■ **DOCUMENT TEXT**:
....
"Paul Levinson's It's Real Life is a page-turning exploration into that multiverse known as rock and roll. But it is much more than a marvelous adventure narrated by a master storyteller...it is also an exquisite meditation on the very nature of alternate history." -- Jack Dann, The Fiction Writer's Guide to Alternate History

Thursday, September 29, 2011

Person of Interest of Interest

I was interested enough to see the first episode of Person of Interest.  It's Minority Report (an operation identifies crimes before they're committed, and tries to stop them), Medium (sees the future), Mission Impossible (you know what that is), a bit of 1984, and a few other touches all its own.  I liked it a lot.

Michael Emerson (Ben from Lost) is one of the major characters (Finch) who is so much like Ben (Finch even gets roughed up like Ben) that it could have been Ben, but that's ok, because Ben was one of the more fascinating, provocative characters on Lost.   Here he plays a computer genius who built a device, in the aftermath of 9/11, that could track potential terrorist attacks, with a view towards our government's intercepting them.   An unintended consequence is that this special super-computer could also ID potential non-terrorist crimes like individual murders and kidnappings.  Ben - sorry, Finch - built a back-door to his program, and he's determined to stop as many of these one-on-one crimes as possible.  Not as easy, of course, as it sounds, and complicated by the fact that the computer program cannot be sure whether the person of interest it identifies is the victim or the perpetrator.
....
■ **EXTRACTED DATA**:
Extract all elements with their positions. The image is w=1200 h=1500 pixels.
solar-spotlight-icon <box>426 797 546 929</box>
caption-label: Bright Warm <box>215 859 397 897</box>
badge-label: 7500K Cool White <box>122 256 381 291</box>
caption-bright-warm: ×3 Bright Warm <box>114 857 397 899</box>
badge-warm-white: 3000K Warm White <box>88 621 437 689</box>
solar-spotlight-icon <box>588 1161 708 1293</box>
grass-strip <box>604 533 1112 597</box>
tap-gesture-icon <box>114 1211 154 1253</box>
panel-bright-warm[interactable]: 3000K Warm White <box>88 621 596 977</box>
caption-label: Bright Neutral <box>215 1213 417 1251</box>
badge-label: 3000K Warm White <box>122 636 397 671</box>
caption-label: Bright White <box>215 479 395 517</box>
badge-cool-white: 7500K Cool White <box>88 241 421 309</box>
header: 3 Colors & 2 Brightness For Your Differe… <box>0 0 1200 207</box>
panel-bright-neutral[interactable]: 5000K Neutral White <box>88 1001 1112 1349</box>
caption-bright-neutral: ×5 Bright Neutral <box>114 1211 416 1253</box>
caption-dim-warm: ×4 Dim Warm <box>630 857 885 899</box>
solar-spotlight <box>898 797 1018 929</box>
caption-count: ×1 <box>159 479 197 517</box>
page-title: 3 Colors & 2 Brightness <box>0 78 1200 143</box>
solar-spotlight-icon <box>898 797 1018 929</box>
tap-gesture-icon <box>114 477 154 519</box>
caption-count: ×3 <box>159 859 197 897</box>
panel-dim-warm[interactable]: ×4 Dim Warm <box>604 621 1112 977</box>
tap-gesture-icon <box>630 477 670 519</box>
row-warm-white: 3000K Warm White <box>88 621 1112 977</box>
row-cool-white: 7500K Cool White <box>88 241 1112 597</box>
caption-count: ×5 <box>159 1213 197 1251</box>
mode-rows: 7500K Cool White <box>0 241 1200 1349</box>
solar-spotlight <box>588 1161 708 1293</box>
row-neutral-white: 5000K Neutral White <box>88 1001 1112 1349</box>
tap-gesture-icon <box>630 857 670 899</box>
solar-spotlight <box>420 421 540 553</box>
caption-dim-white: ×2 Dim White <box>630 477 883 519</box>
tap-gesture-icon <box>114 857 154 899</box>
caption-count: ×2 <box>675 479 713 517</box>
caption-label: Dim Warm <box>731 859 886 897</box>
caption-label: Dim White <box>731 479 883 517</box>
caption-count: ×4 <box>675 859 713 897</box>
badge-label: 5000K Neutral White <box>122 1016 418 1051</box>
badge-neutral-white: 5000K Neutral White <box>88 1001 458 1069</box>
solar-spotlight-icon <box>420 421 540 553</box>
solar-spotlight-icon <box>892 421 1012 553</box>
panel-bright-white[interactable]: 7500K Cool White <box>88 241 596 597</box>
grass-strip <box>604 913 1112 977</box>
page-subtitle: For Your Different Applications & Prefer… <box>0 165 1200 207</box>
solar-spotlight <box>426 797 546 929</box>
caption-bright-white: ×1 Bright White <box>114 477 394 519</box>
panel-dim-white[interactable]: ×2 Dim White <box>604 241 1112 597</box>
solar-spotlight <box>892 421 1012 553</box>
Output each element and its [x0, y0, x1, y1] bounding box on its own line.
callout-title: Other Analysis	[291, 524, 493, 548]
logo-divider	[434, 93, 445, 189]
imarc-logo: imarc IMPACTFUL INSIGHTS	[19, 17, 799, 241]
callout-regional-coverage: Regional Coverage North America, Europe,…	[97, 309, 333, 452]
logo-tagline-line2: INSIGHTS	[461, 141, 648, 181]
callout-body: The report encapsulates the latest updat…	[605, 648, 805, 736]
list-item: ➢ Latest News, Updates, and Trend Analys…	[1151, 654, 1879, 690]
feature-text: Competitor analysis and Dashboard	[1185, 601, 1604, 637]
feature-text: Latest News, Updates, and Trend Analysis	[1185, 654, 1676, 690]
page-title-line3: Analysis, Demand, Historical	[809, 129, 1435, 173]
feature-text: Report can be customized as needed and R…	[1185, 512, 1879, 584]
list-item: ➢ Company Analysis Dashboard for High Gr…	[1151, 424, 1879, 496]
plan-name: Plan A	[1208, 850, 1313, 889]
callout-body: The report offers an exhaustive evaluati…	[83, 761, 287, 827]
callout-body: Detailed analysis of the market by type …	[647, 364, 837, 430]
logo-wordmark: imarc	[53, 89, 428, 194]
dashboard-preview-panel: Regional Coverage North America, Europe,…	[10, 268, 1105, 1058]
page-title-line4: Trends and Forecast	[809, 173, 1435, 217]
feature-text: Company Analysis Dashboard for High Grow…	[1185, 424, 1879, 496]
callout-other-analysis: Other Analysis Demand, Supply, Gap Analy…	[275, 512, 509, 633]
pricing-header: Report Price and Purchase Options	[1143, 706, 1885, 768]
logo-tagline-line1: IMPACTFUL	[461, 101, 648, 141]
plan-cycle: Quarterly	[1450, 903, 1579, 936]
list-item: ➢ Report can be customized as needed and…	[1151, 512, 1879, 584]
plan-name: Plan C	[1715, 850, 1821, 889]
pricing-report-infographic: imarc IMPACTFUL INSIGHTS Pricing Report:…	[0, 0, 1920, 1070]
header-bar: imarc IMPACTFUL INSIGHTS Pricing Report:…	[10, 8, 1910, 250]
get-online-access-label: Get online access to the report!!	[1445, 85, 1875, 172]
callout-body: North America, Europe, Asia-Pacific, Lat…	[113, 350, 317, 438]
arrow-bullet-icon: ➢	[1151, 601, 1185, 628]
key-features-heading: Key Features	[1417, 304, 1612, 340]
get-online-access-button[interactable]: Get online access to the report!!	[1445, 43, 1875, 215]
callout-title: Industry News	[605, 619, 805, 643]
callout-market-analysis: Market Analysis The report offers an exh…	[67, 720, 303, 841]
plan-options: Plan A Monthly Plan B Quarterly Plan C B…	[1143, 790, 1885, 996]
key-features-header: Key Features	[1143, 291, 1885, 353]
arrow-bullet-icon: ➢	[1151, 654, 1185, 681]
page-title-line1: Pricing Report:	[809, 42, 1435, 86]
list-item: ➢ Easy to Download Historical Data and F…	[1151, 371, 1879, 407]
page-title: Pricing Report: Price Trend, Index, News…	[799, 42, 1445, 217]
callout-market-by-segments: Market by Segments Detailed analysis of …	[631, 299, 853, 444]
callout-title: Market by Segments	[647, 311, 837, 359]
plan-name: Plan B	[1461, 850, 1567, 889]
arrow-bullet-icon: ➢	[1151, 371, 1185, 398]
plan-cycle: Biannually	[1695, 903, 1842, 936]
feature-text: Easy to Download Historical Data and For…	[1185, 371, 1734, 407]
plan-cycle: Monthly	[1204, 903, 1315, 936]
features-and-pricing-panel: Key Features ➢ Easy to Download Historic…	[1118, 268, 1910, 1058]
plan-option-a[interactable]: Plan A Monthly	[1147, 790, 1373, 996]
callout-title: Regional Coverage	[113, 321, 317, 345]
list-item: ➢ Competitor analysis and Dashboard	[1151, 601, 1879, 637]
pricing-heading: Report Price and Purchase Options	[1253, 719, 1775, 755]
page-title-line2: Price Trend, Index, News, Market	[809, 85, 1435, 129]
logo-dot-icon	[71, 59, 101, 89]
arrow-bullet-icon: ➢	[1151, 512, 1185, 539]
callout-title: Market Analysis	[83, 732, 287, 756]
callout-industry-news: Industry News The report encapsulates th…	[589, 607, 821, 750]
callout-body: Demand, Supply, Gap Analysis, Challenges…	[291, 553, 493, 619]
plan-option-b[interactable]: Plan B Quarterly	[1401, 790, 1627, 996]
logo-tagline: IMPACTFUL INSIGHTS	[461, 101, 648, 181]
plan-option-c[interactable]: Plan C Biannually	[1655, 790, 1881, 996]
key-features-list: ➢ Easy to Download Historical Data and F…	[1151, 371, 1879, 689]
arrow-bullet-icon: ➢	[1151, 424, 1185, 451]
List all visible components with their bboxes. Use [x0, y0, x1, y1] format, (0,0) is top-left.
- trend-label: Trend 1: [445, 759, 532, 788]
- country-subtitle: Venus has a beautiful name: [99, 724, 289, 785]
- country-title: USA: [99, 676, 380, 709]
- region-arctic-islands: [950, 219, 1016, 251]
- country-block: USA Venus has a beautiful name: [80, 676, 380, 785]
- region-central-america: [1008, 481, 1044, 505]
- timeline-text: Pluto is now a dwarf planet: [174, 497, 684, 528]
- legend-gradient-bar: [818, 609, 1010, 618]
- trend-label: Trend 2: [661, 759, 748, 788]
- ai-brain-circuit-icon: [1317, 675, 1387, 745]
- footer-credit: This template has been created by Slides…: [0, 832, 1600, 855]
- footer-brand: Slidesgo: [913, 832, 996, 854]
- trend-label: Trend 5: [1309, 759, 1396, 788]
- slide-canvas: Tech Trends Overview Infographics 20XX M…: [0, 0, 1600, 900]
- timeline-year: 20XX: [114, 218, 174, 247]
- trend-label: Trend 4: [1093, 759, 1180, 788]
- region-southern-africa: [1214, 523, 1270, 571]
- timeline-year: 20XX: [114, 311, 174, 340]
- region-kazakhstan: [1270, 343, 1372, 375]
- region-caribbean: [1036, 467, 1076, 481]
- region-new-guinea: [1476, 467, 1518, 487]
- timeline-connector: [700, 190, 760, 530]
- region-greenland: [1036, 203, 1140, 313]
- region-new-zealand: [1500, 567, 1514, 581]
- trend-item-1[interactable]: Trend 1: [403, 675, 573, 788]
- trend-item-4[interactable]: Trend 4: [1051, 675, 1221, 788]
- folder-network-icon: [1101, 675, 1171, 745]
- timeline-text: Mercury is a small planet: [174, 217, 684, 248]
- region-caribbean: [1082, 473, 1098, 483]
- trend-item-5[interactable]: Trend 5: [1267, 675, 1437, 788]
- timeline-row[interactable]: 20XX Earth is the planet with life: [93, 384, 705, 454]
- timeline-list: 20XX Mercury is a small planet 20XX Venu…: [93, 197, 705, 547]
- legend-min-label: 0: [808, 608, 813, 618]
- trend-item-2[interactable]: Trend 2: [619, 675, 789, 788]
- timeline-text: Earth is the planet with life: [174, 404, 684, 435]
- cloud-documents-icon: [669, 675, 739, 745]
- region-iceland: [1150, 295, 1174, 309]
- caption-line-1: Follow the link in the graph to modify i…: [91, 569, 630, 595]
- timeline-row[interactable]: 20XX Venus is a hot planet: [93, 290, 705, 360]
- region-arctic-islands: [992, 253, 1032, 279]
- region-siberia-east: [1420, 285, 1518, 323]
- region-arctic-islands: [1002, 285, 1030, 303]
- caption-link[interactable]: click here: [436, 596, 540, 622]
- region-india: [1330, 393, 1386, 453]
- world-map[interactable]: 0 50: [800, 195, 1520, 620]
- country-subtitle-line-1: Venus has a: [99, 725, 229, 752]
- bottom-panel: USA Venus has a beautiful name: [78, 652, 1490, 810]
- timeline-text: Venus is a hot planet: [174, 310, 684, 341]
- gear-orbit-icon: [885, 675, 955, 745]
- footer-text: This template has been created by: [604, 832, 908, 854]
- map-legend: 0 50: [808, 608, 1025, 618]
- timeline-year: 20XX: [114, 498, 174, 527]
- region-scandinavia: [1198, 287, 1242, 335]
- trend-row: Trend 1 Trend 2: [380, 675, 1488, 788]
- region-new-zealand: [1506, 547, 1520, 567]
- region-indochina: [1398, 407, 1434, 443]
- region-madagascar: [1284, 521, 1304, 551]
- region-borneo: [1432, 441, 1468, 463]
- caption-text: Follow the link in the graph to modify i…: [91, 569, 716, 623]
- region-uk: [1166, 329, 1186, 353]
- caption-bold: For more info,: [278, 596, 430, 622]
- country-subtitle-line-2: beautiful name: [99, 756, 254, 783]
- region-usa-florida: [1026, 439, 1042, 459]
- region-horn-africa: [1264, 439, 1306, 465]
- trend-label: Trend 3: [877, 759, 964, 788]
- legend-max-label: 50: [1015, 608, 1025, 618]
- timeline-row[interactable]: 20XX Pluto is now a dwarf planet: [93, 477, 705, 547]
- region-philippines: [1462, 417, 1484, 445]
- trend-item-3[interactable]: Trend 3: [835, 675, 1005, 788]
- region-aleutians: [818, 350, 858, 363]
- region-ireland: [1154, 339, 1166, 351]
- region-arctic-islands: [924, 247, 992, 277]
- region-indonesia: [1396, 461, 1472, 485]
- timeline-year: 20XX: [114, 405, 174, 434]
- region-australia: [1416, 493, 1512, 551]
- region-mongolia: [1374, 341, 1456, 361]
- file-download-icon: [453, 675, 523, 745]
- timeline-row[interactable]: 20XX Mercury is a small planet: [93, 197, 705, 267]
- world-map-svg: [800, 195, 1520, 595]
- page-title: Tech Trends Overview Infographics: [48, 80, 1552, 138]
....
■ **OBJECTIVE**:
Extract from the TV review, verbatim, everything from "I was interested" down to "liked it a lot.".

■ **ANSWER FOR THE TASK**:
I was interested enough to see the first episode of Person of Interest.  It's Minority Report (an operation identifies crimes before they're committed, and tries to stop them), Medium (sees the future), Mission Impossible (you know what that is), a bit of 1984, and a few other touches all its own.  I liked it a lot.